• **Provided records**:
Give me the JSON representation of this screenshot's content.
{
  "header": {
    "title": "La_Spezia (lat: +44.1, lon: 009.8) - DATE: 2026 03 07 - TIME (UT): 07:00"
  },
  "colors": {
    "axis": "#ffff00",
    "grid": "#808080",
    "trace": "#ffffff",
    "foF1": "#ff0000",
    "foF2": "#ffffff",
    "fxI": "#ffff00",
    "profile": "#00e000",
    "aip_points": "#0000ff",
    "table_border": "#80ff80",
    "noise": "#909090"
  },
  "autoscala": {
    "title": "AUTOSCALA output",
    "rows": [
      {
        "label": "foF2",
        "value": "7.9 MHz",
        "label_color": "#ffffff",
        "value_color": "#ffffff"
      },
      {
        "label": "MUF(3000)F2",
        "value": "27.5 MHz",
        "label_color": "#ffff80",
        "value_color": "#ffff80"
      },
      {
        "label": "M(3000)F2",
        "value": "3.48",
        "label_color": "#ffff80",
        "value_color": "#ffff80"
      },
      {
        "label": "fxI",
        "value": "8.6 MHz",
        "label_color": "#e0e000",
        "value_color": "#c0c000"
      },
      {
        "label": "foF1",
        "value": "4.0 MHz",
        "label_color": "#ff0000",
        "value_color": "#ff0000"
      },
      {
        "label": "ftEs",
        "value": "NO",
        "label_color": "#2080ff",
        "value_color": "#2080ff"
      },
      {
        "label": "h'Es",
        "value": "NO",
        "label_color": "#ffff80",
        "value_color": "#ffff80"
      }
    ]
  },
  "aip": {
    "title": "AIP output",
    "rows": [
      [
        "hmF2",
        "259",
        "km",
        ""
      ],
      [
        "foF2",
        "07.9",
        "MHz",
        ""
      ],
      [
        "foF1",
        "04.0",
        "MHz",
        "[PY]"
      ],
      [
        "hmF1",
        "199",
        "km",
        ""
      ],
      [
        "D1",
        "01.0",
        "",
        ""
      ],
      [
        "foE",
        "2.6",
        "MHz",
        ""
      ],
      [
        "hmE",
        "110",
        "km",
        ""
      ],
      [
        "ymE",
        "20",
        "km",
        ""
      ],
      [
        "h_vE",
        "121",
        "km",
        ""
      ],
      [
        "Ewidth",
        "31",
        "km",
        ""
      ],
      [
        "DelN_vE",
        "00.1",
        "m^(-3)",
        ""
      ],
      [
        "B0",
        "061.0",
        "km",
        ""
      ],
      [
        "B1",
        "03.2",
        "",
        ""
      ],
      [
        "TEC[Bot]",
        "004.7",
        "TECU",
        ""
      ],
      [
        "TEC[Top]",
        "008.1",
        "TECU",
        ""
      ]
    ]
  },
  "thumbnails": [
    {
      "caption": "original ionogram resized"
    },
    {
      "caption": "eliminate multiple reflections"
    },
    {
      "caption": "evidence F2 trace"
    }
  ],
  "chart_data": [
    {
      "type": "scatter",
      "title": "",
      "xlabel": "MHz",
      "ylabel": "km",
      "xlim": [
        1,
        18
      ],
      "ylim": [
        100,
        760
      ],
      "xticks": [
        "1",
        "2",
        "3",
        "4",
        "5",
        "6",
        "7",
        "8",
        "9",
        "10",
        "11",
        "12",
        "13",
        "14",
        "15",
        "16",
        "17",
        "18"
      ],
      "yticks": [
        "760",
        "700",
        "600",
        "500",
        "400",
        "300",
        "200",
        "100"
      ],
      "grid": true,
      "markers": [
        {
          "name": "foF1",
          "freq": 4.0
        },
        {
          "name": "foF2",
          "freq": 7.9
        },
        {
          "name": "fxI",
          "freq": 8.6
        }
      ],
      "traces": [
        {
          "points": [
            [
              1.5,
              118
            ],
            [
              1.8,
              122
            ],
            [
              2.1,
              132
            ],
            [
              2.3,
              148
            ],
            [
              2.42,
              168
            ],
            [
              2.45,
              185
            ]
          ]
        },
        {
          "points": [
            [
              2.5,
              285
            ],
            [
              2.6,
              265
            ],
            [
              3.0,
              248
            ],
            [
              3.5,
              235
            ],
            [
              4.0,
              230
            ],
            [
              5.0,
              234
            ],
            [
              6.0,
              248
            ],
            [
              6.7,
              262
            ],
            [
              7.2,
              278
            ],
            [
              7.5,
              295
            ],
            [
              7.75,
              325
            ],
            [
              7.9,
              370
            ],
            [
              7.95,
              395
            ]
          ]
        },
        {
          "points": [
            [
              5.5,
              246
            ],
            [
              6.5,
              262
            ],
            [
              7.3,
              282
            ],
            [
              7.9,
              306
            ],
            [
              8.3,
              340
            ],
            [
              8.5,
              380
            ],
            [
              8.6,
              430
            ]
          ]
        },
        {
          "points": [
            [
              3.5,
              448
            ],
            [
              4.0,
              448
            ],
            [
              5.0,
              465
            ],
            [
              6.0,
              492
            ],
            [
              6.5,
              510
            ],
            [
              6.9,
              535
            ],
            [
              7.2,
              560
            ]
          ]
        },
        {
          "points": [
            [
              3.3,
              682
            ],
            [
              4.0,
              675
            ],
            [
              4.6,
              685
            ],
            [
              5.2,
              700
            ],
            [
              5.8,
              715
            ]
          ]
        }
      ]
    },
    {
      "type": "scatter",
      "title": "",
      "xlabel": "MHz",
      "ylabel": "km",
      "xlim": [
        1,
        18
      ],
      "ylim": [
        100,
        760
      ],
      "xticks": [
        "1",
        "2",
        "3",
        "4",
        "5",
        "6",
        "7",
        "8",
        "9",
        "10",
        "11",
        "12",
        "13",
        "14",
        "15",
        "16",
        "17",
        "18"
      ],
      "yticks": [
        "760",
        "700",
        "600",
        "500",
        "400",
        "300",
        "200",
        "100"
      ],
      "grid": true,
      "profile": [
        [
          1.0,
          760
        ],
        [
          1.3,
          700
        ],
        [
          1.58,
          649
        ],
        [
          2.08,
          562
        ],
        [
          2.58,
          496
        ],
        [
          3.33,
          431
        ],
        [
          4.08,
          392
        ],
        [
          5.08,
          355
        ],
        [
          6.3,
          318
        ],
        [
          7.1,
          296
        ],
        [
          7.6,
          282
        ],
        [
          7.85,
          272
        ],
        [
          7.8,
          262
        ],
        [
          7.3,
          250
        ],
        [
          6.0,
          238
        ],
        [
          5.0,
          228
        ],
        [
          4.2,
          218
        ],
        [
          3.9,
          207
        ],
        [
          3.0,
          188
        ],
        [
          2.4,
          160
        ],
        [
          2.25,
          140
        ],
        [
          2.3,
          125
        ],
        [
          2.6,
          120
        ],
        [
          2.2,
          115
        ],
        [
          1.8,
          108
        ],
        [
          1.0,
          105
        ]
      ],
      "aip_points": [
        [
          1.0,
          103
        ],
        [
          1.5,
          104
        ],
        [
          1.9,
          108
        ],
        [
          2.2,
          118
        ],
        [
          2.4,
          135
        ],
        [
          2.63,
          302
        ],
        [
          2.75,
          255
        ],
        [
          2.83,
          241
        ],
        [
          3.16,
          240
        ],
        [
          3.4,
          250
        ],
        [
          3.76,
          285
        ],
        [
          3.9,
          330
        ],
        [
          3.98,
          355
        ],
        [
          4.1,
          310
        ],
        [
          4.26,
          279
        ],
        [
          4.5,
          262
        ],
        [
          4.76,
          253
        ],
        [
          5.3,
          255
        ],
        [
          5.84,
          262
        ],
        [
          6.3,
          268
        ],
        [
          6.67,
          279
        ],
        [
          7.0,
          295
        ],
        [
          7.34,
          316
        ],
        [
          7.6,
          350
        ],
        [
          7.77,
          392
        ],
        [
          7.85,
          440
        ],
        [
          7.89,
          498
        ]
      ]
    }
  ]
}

• **Given instruction**: Write out every entry word for word.

• **Finished exercise**:
Give me the JSON representation of this screenshot's content.
{
  "header": {
    "title": "La_Spezia (lat: +44.1, lon: 009.8) - DATE: 2026 03 07 - TIME (UT): 07:00"
  },
  "colors": {
    "axis": "#ffff00",
    "grid": "#808080",
    "trace": "#ffffff",
    "foF1": "#ff0000",
    "foF2": "#ffffff",
    "fxI": "#ffff00",
    "profile": "#00e000",
    "aip_points": "#0000ff",
    "table_border": "#80ff80",
    "noise": "#909090"
  },
  "autoscala": {
    "title": "AUTOSCALA output",
    "rows": [
      {
        "label": "foF2",
        "value": "7.9 MHz",
        "label_color": "#ffffff",
        "value_color": "#ffffff"
      },
      {
        "label": "MUF(3000)F2",
        "value": "27.5 MHz",
        "label_color": "#ffff80",
        "value_color": "#ffff80"
      },
      {
        "label": "M(3000)F2",
        "value": "3.48",
        "label_color": "#ffff80",
        "value_color": "#ffff80"
      },
      {
        "label": "fxI",
        "value": "8.6 MHz",
        "label_color": "#e0e000",
        "value_color": "#c0c000"
      },
      {
        "label": "foF1",
        "value": "4.0 MHz",
        "label_color": "#ff0000",
        "value_color": "#ff0000"
      },
      {
        "label": "ftEs",
        "value": "NO",
        "label_color": "#2080ff",
        "value_color": "#2080ff"
      },
      {
        "label": "h'Es",
        "value": "NO",
        "label_color": "#ffff80",
        "value_color": "#ffff80"
      }
    ]
  },
  "aip": {
    "title": "AIP output",
    "rows": [
      [
        "hmF2",
        "259",
        "km",
        ""
      ],
      [
        "foF2",
        "07.9",
        "MHz",
        ""
      ],
      [
        "foF1",
        "04.0",
        "MHz",
        "[PY]"
      ],
      [
        "hmF1",
        "199",
        "km",
        ""
      ],
      [
        "D1",
        "01.0",
        "",
        ""
      ],
      [
        "foE",
        "2.6",
        "MHz",
        ""
      ],
      [
        "hmE",
        "110",
        "km",
        ""
      ],
      [
        "ymE",
        "20",
        "km",
        ""
      ],
      [
        "h_vE",
        "121",
        "km",
        ""
      ],
      [
        "Ewidth",
        "31",
        "km",
        ""
      ],
      [
        "DelN_vE",
        "00.1",
        "m^(-3)",
        ""
      ],
      [
        "B0",
        "061.0",
        "km",
        ""
      ],
      [
        "B1",
        "03.2",
        "",
        ""
      ],
      [
        "TEC[Bot]",
        "004.7",
        "TECU",
        ""
      ],
      [
        "TEC[Top]",
        "008.1",
        "TECU",
        ""
      ]
    ]
  },
  "thumbnails": [
    {
      "caption": "original ionogram resized"
    },
    {
      "caption": "eliminate multiple reflections"
    },
    {
      "caption": "evidence F2 trace"
    }
  ],
  "chart_data": [
    {
      "type": "scatter",
      "title": "",
      "xlabel": "MHz",
      "ylabel": "km",
      "xlim": [
        1,
        18
      ],
      "ylim": [
        100,
        760
      ],
      "xticks": [
        "1",
        "2",
        "3",
        "4",
        "5",
        "6",
        "7",
        "8",
        "9",
        "10",
        "11",
        "12",
        "13",
        "14",
        "15",
        "16",
        "17",
        "18"
      ],
      "yticks": [
        "760",
        "700",
        "600",
        "500",
        "400",
        "300",
        "200",
        "100"
      ],
      "grid": true,
      "markers": [
        {
          "name": "foF1",
          "freq": 4.0
        },
        {
          "name": "foF2",
          "freq": 7.9
        },
        {
          "name": "fxI",
          "freq": 8.6
        }
      ],
      "traces": [
        {
          "points": [
            [
              1.5,
              118
            ],
            [
              1.8,
              122
            ],
            [
              2.1,
              132
            ],
            [
              2.3,
              148
            ],
            [
              2.42,
              168
            ],
            [
              2.45,
              185
            ]
          ]
        },
        {
          "points": [
            [
              2.5,
              285
            ],
            [
              2.6,
              265
            ],
            [
              3.0,
              248
            ],
            [
              3.5,
              235
            ],
            [
              4.0,
              230
            ],
            [
              5.0,
              234
            ],
            [
              6.0,
              248
            ],
            [
              6.7,
              262
            ],
            [
              7.2,
              278
            ],
            [
              7.5,
              295
            ],
            [
              7.75,
              325
            ],
            [
              7.9,
              370
            ],
            [
              7.95,
              395
            ]
          ]
        },
        {
          "points": [
            [
              5.5,
              246
            ],
            [
              6.5,
              262
            ],
            [
              7.3,
              282
            ],
            [
              7.9,
              306
            ],
            [
              8.3,
              340
            ],
            [
              8.5,
              380
            ],
            [
              8.6,
              430
            ]
          ]
        },
        {
          "points": [
            [
              3.5,
              448
            ],
            [
              4.0,
              448
            ],
            [
              5.0,
              465
            ],
            [
              6.0,
              492
            ],
            [
              6.5,
              510
            ],
            [
              6.9,
              535
            ],
            [
              7.2,
              560
            ]
          ]
        },
        {
          "points": [
            [
              3.3,
              682
            ],
            [
              4.0,
              675
            ],
            [
              4.6,
              685
            ],
            [
              5.2,
              700
            ],
            [
              5.8,
              715
            ]
          ]
        }
      ]
    },
    {
      "type": "scatter",
      "title": "",
      "xlabel": "MHz",
      "ylabel": "km",
      "xlim": [
        1,
        18
      ],
      "ylim": [
        100,
        760
      ],
      "xticks": [
        "1",
        "2",
        "3",
        "4",
        "5",
        "6",
        "7",
        "8",
        "9",
        "10",
        "11",
        "12",
        "13",
        "14",
        "15",
        "16",
        "17",
        "18"
      ],
      "yticks": [
        "760",
        "700",
        "600",
        "500",
        "400",
        "300",
        "200",
        "100"
      ],
      "grid": true,
      "profile": [
        [
          1.0,
          760
        ],
        [
          1.3,
          700
        ],
        [
          1.58,
          649
        ],
        [
          2.08,
          562
        ],
        [
          2.58,
          496
        ],
        [
          3.33,
          431
        ],
        [
          4.08,
          392
        ],
        [
          5.08,
          355
        ],
        [
          6.3,
          318
        ],
        [
          7.1,
          296
        ],
        [
          7.6,
          282
        ],
        [
          7.85,
          272
        ],
        [
          7.8,
          262
        ],
        [
          7.3,
          250
        ],
        [
          6.0,
          238
        ],
        [
          5.0,
          228
        ],
        [
          4.2,
          218
        ],
        [
          3.9,
          207
        ],
        [
          3.0,
          188
        ],
        [
          2.4,
          160
        ],
        [
          2.25,
          140
        ],
        [
          2.3,
          125
        ],
        [
          2.6,
          120
        ],
        [
          2.2,
          115
        ],
        [
          1.8,
          108
        ],
        [
          1.0,
          105
        ]
      ],
      "aip_points": [
        [
          1.0,
          103
        ],
        [
          1.5,
          104
        ],
        [
          1.9,
          108
        ],
        [
          2.2,
          118
        ],
        [
          2.4,
          135
        ],
        [
          2.63,
          302
        ],
        [
          2.75,
          255
        ],
        [
          2.83,
          241
        ],
        [
          3.16,
          240
        ],
        [
          3.4,
          250
        ],
        [
          3.76,
          285
        ],
        [
          3.9,
          330
        ],
        [
          3.98,
          355
        ],
        [
          4.1,
          310
        ],
        [
          4.26,
          279
        ],
        [
          4.5,
          262
        ],
        [
          4.76,
          253
        ],
        [
          5.3,
          255
        ],
        [
          5.84,
          262
        ],
        [
          6.3,
          268
        ],
        [
          6.67,
          279
        ],
        [
          7.0,
          295
        ],
        [
          7.34,
          316
        ],
        [
          7.6,
          350
        ],
        [
          7.77,
          392
        ],
        [
          7.85,
          440
        ],
        [
          7.89,
          498
        ]
      ]
    }
  ]
}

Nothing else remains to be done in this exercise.